● GIVEN TASK:
Reproduce the rows from the line with "x-tick-label: -0.5 (410, 677, 433, 691)" to the line with "rows-shelf-label: 行 (185, 45, 219, 62)", swapping every "x-tick-label" for "x-axis-tick-label" and leaving everything else unchanged.

(begin)

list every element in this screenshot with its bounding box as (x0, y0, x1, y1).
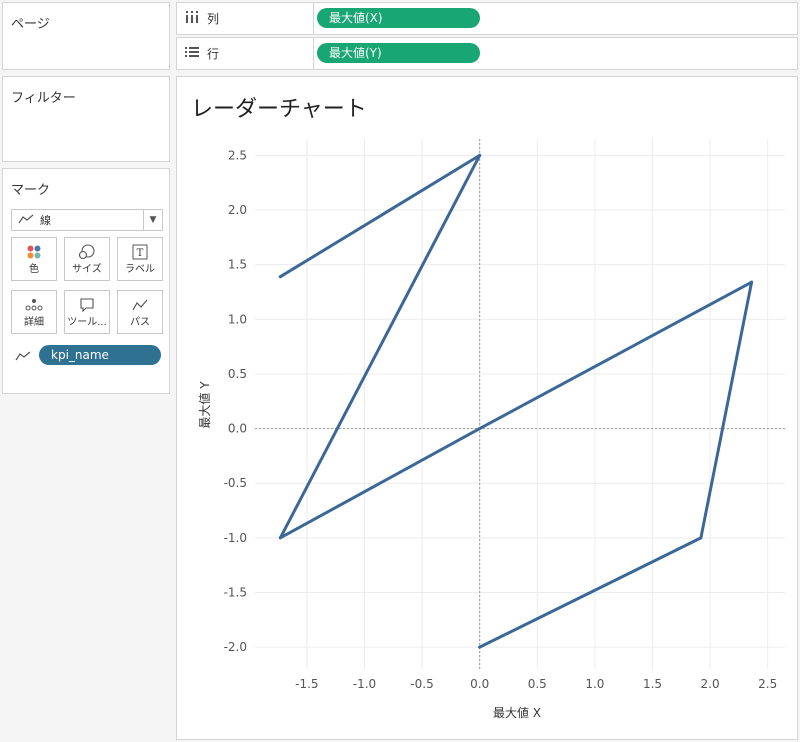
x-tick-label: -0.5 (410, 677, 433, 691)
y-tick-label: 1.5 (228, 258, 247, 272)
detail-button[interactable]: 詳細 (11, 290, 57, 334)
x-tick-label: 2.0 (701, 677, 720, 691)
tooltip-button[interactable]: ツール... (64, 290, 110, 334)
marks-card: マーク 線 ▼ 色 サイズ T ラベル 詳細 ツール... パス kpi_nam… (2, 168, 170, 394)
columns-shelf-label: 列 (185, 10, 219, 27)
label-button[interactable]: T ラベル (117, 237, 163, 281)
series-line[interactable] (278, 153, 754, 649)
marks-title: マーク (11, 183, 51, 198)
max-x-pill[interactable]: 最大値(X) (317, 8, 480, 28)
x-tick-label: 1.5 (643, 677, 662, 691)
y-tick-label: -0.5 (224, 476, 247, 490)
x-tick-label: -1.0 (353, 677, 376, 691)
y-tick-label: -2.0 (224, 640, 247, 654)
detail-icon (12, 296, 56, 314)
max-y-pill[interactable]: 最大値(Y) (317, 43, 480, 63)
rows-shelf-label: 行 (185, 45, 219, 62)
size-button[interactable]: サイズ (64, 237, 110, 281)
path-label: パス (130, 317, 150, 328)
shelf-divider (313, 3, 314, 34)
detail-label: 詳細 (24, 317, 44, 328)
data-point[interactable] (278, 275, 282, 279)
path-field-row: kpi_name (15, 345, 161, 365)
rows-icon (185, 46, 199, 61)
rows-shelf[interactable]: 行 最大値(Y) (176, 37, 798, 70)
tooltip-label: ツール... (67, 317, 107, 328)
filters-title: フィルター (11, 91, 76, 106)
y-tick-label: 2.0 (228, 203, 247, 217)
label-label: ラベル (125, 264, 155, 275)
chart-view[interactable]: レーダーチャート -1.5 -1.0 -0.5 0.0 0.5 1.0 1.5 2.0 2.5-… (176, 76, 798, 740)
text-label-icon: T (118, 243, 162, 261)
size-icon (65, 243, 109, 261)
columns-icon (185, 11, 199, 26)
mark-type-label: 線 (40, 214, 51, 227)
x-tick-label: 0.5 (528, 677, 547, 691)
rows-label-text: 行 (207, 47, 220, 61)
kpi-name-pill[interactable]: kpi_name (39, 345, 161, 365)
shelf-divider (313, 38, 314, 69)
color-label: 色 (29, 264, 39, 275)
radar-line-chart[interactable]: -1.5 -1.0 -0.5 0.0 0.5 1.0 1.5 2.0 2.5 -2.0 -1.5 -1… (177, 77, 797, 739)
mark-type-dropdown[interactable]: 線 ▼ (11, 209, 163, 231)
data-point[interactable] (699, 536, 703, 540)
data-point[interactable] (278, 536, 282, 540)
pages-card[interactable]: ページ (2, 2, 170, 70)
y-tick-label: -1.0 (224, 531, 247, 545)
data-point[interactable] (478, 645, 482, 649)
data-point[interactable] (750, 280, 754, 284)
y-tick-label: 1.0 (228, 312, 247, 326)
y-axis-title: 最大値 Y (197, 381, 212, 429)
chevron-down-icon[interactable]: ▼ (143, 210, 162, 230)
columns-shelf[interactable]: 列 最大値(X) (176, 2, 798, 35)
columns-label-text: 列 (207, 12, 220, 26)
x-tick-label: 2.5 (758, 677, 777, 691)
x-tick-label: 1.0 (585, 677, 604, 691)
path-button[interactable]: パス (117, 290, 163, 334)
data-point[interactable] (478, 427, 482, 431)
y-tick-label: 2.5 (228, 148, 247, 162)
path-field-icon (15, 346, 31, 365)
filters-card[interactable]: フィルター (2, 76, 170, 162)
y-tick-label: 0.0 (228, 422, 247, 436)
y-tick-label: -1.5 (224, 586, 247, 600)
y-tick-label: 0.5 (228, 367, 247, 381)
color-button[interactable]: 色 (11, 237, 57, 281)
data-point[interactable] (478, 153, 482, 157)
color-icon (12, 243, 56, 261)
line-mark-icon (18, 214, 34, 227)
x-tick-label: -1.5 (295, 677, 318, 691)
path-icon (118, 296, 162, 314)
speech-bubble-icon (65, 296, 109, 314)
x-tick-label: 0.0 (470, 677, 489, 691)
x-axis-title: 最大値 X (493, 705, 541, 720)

(end)

● THE REPLY:
x-axis-tick-label: -0.5 (410, 677, 433, 691)
y-tick-label: 1.5 (228, 258, 247, 272)
detail-button[interactable]: 詳細 (11, 290, 57, 334)
x-axis-tick-label: 2.0 (701, 677, 720, 691)
tooltip-button[interactable]: ツール... (64, 290, 110, 334)
marks-card: マーク 線 ▼ 色 サイズ T ラベル 詳細 ツール... パス kpi_nam… (2, 168, 170, 394)
columns-shelf-label: 列 (185, 10, 219, 27)
label-button[interactable]: T ラベル (117, 237, 163, 281)
series-line[interactable] (278, 153, 754, 649)
marks-title: マーク (11, 183, 51, 198)
max-x-pill[interactable]: 最大値(X) (317, 8, 480, 28)
x-axis-tick-label: 1.5 (643, 677, 662, 691)
y-tick-label: -0.5 (224, 476, 247, 490)
x-axis-tick-label: -1.0 (353, 677, 376, 691)
y-tick-label: -2.0 (224, 640, 247, 654)
detail-icon (12, 296, 56, 314)
max-y-pill[interactable]: 最大値(Y) (317, 43, 480, 63)
rows-shelf-label: 行 (185, 45, 219, 62)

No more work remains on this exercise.